Available data Start Marker
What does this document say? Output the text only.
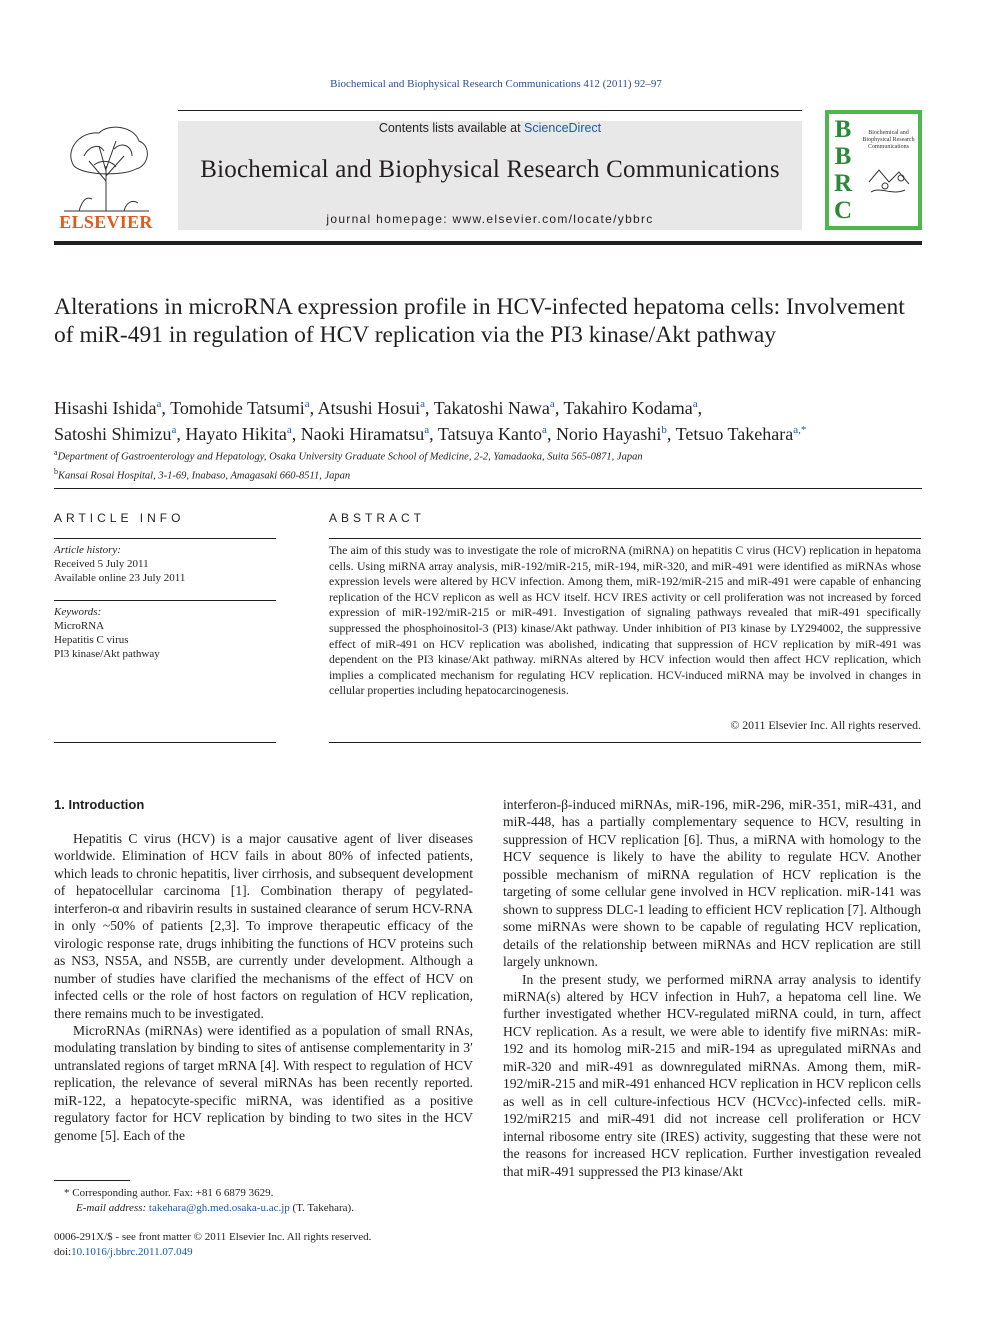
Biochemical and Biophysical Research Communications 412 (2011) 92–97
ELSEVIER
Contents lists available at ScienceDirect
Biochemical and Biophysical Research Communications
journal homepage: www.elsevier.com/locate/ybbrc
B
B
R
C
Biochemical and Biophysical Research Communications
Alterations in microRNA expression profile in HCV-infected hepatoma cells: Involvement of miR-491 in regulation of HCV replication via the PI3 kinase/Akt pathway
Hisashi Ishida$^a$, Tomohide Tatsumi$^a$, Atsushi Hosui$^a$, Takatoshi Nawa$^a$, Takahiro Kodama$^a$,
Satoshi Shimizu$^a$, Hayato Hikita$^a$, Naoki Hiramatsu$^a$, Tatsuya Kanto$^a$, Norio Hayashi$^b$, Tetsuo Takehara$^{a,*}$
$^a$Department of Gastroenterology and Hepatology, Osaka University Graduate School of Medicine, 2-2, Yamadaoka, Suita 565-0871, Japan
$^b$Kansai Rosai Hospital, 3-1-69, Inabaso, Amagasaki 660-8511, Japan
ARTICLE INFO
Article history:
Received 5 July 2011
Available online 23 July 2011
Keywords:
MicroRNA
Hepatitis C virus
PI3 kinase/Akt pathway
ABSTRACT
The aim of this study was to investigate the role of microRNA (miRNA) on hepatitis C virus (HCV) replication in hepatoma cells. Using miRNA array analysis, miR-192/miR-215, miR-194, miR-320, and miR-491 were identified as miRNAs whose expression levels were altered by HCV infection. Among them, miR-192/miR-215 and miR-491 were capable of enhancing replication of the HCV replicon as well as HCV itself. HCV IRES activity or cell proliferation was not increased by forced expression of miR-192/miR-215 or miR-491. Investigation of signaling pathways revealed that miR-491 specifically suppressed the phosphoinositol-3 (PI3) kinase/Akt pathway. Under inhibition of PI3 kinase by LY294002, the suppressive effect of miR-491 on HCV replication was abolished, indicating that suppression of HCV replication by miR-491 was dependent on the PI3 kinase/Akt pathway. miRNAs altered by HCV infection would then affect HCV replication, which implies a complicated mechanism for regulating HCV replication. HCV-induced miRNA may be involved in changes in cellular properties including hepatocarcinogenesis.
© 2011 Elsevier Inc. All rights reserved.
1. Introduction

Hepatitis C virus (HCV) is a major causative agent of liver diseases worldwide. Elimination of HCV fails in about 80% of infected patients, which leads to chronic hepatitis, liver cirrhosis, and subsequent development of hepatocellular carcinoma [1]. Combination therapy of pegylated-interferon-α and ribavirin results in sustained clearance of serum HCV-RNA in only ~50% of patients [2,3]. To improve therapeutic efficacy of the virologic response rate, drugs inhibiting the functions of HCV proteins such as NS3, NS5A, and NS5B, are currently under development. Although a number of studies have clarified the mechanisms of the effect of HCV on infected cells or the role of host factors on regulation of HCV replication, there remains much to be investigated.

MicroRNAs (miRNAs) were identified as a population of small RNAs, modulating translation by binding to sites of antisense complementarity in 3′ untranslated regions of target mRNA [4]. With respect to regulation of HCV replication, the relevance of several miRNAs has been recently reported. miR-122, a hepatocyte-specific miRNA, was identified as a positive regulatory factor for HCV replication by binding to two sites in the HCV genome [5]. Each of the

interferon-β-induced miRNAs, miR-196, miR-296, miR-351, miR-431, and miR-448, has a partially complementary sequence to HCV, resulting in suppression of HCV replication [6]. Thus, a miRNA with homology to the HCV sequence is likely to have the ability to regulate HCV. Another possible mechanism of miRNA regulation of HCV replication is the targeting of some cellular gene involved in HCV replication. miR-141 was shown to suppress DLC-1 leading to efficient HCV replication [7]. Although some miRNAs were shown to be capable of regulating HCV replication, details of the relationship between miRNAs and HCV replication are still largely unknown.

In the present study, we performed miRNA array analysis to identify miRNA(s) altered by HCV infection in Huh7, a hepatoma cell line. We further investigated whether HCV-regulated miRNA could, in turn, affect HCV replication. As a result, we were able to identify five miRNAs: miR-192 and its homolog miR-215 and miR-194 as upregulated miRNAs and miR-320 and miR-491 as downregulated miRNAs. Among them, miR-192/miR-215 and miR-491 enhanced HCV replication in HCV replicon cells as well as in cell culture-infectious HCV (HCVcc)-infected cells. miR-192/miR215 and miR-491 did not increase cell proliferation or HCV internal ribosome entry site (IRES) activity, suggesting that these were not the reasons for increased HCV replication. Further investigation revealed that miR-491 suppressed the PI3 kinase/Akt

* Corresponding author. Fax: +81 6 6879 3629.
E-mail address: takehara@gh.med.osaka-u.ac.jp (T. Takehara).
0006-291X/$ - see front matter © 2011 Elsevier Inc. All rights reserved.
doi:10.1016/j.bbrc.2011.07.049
Available data End Marker
### Work request
Look through the entries and find each line that has the string "expression". Copy those lines.

### Exercise output
Alterations in microRNA expression profile in HCV-infected hepatoma cells: Involvement of miR-491 in regulation of HCV replication via the PI3 kinase/Akt pathway
The aim of this study was to investigate the role of microRNA (miRNA) on hepatitis C virus (HCV) replication in hepatoma cells. Using miRNA array analysis, miR-192/miR-215, miR-194, miR-320, and miR-491 were identified as miRNAs whose expression levels were altered by HCV infection. Among them, miR-192/miR-215 and miR-491 were capable of enhancing replication of the HCV replicon as well as HCV itself. HCV IRES activity or cell proliferation was not increased by forced expression of miR-192/miR-215 or miR-491. Investigation of signaling pathways revealed that miR-491 specifically suppressed the phosphoinositol-3 (PI3) kinase/Akt pathway. Under inhibition of PI3 kinase by LY294002, the suppressive effect of miR-491 on HCV replication was abolished, indicating that suppression of HCV replication by miR-491 was dependent on the PI3 kinase/Akt pathway. miRNAs altered by HCV infection would then affect HCV replication, which implies a complicated mechanism for regulating HCV replication. HCV-induced miRNA may be involved in changes in cellular properties including hepatocarcinogenesis.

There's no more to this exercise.